In the listing that follows, count every line with the word "Cards" in it and write only the total.
○ ○ ○ ○ ○ ○ ○
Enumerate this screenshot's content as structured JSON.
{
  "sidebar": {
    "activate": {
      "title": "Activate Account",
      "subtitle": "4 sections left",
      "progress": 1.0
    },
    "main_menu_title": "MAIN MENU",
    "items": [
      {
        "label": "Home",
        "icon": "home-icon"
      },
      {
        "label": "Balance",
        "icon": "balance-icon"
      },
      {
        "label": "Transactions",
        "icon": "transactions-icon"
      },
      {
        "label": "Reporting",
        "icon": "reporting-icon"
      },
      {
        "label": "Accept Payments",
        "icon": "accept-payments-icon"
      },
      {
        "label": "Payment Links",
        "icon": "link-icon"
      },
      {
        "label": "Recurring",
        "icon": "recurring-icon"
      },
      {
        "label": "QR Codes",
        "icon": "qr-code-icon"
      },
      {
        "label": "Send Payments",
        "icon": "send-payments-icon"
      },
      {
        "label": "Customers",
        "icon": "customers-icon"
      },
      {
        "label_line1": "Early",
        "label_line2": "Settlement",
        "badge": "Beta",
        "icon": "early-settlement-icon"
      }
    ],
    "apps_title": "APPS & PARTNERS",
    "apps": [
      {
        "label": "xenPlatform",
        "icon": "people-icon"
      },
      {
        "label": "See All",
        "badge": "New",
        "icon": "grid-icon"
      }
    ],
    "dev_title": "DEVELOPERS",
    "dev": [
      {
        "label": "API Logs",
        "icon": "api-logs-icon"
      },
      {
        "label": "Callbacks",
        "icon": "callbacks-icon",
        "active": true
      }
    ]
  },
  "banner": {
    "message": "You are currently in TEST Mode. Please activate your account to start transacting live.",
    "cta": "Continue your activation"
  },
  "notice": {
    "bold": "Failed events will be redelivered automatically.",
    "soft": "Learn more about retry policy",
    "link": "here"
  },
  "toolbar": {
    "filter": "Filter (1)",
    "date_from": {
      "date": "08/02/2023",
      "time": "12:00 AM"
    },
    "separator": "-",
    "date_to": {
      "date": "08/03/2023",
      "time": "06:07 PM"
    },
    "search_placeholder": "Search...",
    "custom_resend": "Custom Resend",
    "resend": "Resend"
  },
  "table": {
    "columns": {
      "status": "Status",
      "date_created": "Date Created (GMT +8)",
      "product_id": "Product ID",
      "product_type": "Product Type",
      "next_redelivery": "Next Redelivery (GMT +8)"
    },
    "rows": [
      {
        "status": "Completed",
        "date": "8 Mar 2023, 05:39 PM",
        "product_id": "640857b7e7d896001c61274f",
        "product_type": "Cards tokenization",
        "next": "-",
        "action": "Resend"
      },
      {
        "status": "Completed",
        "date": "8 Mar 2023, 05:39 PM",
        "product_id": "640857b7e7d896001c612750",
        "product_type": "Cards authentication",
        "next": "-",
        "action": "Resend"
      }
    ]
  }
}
○ ○ ○ ○ ○ ○ ○
• [RESPONSE TO THIS TASK]: 2